15.2 Interviews in corporate internal investigations
15.2.1 When should employees have their own lawyer?
In many corporate internal investigations, it is common for employees not to receive or be offered legal advice, either before or during their interviews. This is because the employee is not normally treated as a suspect in what is commonly referred to as a ‘fact-finding investigation’. Their position is analogous to but distinct from an employee interviewed in disciplinary proceedings, in which an employee suspected of misconduct has no right to legal representation at the interview, but is entitled to be accompanied by a fellow employee or trade union representative.
However, in some corporate internal investigations, the corporate may recommend a lawyer (often called an independent legal adviser or ILA) who can represent the employee. Alternatively, the employee may prefer to benefit from legal advice, regardless of whether a lawyer has been recommended by the corporate.
Legal representation for an employee may be desirable in two main situations. First, if the employee risks self-incrimination or admitting regulatory breaches, there may be a conflict of interest between the employee and the corporate. In particular, conducting the interview without first offering the employee legal representation may place the corporate’s lawyers in breach of their professional ethical duty not to take ‘unfair advantage’ of a third party.
Secondly, legal representation for an employee may be desirable where the employee’s acts and omissions determine the criminal or regulatory liability of the corporate, for example where the employee is the ‘controlling mind’ of the corporate or an ‘associated person’ for the purposes of the Bribery Act 2010. In these circumstances, the corporate may consider that legal advice will enable the employee to render a more reliable account in an interview – an outcome that furthers the corporate’s interests in helping it more accurately to assess its own exposure to criminal or regulatory liability.
15.2.2 The role of the employee’s lawyer prior to the interview
While the lawyer will always owe professional obligations to the client (i.e., the employee), the corporate may require the employee to agree to the lawyer acting on restricted terms. Such terms may define the scope of the lawyer’s work and outline circumstances in which the lawyer’s fees will not be paid or can be clawed back from the employee (e.g., if the employee becomes a whistleblower or is charged with a criminal offence). There may be other terms dictated by the corporate’s insurers. However, nothing in such terms can derogate from the lawyer’s professional ethical duty to act in the employee’s best interests.

- - -

TASK LIST =
- A) Reproduce the part of the passage on employee interviews that begins at the words "However, in some" and ends after "a third party.".
- B) Write out the rows of Block 1 exactly, starting at the line that contains "main-nav: 系统安装 系统备份" and stopping after the line that contains "col-disk[interactable]: 所在硬盘 (563, 315, 736, 337)".
The passage and the rows that come after it are from unrelated sources.

DATASET =

- - -

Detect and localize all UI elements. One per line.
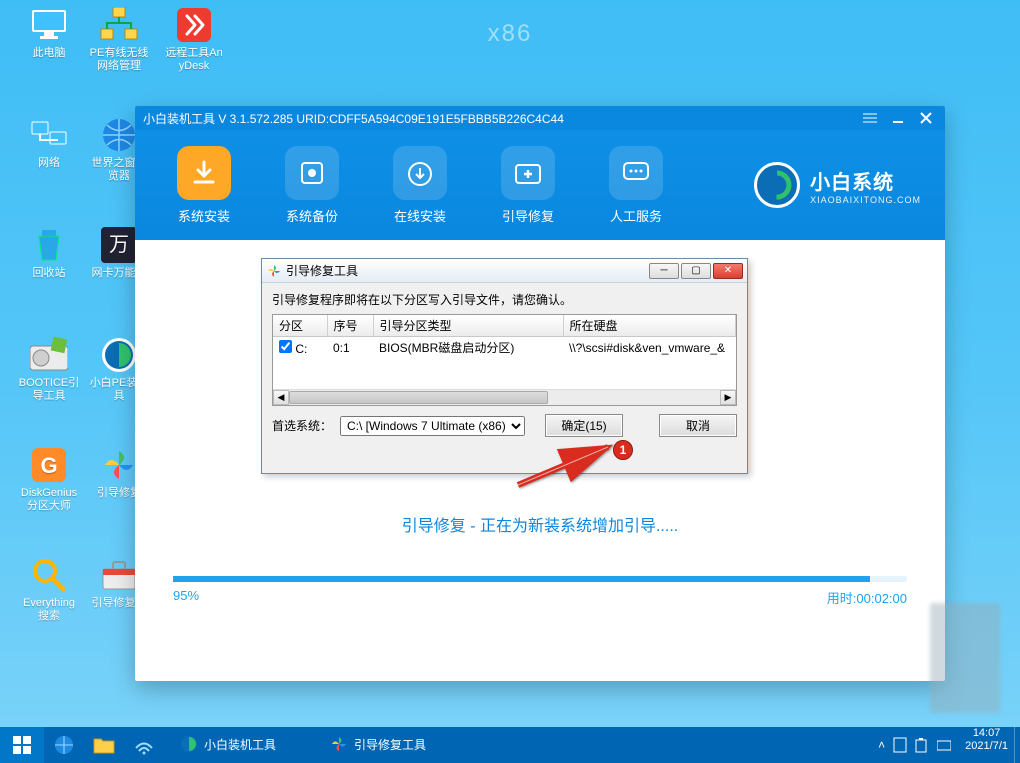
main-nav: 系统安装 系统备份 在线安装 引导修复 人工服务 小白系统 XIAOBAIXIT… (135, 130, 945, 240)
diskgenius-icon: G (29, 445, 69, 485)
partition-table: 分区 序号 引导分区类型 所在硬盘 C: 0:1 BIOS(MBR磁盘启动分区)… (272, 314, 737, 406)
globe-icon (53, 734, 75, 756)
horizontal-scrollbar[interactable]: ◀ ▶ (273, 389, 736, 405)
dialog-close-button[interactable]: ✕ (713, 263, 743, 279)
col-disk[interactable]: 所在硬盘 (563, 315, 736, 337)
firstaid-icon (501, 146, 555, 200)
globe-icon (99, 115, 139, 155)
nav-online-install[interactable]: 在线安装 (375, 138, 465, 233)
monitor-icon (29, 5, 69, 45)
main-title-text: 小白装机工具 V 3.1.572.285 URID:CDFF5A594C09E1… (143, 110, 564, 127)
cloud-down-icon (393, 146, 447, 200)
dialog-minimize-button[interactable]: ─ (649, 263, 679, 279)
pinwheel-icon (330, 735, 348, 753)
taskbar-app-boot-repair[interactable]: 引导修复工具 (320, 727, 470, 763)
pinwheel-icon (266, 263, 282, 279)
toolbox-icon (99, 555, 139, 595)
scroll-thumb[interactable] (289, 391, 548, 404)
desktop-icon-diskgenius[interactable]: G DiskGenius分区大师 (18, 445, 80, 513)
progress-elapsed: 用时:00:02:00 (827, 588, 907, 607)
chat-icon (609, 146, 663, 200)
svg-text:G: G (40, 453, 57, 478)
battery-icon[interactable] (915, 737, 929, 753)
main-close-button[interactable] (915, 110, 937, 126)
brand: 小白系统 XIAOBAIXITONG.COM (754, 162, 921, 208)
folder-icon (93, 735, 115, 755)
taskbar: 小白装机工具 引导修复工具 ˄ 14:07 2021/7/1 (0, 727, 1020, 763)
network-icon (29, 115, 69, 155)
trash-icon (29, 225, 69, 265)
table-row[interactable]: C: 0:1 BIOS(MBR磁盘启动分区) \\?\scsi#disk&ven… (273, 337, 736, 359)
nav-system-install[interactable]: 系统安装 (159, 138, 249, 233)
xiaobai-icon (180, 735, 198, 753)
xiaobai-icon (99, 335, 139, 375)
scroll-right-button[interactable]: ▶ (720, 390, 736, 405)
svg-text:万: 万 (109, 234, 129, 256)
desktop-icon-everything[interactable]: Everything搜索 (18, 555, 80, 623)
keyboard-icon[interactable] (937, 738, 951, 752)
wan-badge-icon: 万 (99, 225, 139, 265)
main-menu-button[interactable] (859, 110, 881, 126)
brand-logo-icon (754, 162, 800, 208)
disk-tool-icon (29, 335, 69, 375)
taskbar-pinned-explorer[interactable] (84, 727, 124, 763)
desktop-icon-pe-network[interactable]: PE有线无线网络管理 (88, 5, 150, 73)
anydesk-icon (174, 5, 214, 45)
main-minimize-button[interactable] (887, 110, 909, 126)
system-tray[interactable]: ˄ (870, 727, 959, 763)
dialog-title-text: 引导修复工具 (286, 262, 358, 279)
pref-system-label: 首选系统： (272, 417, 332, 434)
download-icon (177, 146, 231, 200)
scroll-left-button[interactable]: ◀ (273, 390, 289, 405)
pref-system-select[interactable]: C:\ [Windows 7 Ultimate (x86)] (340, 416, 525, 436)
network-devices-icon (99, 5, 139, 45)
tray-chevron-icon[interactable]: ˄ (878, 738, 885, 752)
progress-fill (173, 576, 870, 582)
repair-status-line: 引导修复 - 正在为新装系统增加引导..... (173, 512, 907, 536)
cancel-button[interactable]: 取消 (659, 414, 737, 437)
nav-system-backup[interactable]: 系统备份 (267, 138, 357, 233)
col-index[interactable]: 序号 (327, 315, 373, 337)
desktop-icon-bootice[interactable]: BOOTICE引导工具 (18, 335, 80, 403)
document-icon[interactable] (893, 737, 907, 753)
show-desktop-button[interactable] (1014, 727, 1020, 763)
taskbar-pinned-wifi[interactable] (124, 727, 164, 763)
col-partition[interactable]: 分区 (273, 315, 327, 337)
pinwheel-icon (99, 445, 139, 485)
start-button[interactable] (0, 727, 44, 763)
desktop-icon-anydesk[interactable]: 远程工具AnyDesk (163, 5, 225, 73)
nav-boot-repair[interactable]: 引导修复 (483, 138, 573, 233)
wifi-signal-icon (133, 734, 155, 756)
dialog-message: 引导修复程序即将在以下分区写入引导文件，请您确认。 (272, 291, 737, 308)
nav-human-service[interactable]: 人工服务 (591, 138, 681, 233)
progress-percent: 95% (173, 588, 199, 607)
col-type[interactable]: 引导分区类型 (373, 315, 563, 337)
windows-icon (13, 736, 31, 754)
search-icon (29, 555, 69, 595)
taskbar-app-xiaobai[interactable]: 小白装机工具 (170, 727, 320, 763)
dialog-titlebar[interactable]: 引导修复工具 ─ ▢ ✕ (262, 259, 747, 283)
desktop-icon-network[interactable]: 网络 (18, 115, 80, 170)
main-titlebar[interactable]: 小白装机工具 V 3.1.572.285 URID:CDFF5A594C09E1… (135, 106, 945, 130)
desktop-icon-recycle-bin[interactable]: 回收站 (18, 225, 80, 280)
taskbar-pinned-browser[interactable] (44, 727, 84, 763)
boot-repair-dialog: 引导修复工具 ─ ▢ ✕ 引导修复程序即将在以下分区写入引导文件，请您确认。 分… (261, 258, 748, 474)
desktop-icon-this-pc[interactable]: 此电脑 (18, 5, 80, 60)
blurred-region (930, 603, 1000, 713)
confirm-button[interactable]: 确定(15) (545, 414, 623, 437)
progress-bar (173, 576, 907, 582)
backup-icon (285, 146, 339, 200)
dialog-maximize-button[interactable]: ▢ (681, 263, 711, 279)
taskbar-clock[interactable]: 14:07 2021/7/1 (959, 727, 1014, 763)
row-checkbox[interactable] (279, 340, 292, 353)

- - -

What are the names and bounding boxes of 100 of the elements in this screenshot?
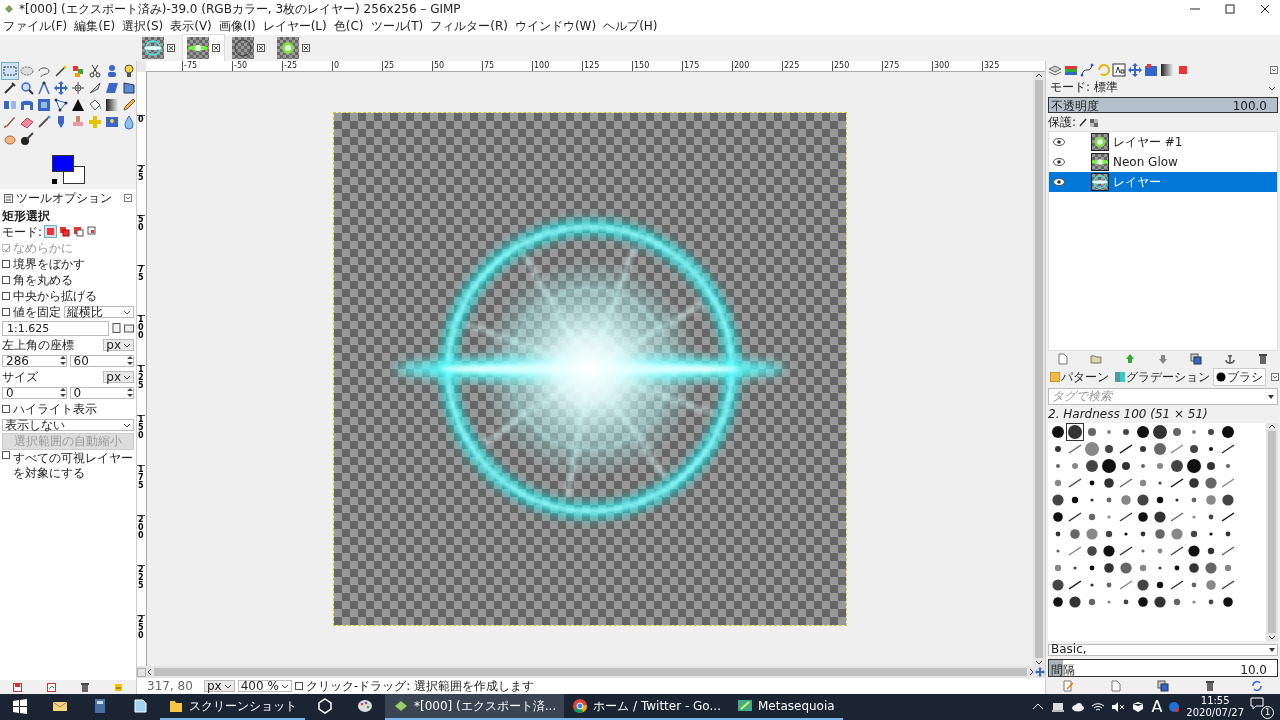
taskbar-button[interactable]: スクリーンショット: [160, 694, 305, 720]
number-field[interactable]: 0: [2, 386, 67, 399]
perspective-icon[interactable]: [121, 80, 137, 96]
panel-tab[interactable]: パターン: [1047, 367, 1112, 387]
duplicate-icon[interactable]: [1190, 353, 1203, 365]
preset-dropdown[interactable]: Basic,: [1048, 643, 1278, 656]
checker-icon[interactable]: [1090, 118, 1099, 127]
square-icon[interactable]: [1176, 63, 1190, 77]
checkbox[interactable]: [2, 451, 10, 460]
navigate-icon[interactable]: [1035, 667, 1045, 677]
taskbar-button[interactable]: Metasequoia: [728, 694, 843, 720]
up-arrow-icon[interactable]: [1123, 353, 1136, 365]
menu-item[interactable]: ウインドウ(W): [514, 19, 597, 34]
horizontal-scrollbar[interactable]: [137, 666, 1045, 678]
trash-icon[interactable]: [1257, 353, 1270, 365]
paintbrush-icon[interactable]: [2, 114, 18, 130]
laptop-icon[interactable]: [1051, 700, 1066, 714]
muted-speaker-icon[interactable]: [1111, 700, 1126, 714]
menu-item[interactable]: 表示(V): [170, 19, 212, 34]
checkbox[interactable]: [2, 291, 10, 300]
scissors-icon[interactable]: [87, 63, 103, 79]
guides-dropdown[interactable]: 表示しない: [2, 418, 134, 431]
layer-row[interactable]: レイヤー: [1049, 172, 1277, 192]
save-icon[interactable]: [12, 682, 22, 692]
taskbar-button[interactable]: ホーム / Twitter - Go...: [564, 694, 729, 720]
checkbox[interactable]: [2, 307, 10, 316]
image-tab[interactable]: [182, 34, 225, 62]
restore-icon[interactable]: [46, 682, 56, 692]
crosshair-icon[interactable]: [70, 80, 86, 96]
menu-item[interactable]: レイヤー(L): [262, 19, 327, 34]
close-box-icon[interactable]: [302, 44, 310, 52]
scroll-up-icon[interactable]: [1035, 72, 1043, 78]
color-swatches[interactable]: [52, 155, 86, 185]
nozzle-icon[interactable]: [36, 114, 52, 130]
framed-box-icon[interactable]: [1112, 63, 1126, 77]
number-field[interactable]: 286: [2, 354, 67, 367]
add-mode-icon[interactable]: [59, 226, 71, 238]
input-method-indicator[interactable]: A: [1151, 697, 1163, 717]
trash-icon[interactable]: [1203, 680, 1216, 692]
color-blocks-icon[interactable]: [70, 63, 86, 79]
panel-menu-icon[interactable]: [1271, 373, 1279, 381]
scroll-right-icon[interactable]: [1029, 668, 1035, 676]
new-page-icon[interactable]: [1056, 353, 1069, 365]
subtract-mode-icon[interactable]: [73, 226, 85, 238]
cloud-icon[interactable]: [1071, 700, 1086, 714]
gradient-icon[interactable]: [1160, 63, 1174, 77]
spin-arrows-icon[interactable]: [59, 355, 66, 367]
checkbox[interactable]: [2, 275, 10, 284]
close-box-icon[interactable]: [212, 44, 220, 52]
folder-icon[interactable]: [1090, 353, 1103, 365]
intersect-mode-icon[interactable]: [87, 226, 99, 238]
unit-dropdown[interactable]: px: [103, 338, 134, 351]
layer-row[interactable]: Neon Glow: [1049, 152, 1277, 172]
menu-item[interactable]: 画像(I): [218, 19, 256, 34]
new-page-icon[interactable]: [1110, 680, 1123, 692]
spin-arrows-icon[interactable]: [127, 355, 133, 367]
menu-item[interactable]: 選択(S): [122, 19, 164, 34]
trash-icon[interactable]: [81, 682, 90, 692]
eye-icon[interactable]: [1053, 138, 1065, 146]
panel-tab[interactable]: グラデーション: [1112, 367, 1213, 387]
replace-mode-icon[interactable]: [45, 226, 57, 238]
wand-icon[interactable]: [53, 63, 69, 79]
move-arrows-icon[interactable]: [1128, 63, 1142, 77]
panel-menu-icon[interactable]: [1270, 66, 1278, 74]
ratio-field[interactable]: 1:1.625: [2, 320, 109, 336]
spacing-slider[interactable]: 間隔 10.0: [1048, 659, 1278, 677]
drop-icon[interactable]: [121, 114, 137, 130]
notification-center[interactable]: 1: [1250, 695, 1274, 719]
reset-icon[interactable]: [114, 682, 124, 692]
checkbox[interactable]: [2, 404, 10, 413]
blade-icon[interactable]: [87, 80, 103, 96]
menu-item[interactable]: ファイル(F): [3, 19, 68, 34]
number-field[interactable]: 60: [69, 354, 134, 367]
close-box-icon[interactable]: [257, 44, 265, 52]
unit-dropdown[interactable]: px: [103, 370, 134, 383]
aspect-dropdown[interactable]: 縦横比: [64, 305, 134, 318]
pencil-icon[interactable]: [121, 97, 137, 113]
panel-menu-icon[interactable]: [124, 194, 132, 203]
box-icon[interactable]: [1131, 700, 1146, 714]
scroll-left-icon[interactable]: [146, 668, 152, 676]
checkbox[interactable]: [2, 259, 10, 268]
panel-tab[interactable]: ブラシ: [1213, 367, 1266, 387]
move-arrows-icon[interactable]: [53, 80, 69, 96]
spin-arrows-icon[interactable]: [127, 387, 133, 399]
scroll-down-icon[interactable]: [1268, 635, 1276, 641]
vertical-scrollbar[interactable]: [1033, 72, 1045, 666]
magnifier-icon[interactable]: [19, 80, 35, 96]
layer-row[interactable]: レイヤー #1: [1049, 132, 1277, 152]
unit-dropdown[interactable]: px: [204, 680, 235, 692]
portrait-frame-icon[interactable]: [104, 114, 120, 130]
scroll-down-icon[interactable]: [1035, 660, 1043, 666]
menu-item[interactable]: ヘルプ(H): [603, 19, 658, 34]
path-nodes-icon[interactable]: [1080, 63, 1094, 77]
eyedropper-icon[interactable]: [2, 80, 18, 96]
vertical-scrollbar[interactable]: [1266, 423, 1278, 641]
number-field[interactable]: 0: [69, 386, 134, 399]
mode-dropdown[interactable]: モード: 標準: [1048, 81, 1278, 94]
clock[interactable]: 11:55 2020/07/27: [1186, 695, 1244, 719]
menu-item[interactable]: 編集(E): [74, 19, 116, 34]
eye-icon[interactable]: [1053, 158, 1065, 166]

- - -

ANSWERS GIVEN =
- A)
However, in some corporate internal investigations, the corporate may recommend a lawyer (often called an independent legal adviser or ILA) who can represent the employee. Alternatively, the employee may prefer to benefit from legal advice, regardless of whether a lawyer has been recommended by the corporate.
Legal representation for an employee may be desirable in two main situations. First, if the employee risks self-incrimination or admitting regulatory breaches, there may be a conflict of interest between the employee and the corporate. In particular, conducting the interview without first offering the employee legal representation may place the corporate’s lawyers in breach of their professional ethical duty not to take ‘unfair advantage’ of a third party.

- B)
main-nav: 系统安装 系统备份 在线安装 引导修复 人工服务 小白系统 XIAOBAIXIT… (135, 130, 945, 240)
diskgenius-icon: G (29, 445, 69, 485)
partition-table: 分区 序号 引导分区类型 所在硬盘 C: 0:1 BIOS(MBR磁盘启动分区)… (272, 314, 737, 406)
globe-icon (53, 734, 75, 756)
horizontal-scrollbar[interactable]: ◀ ▶ (273, 389, 736, 405)
dialog-close-button[interactable]: ✕ (713, 263, 743, 279)
col-disk[interactable]: 所在硬盘 (563, 315, 736, 337)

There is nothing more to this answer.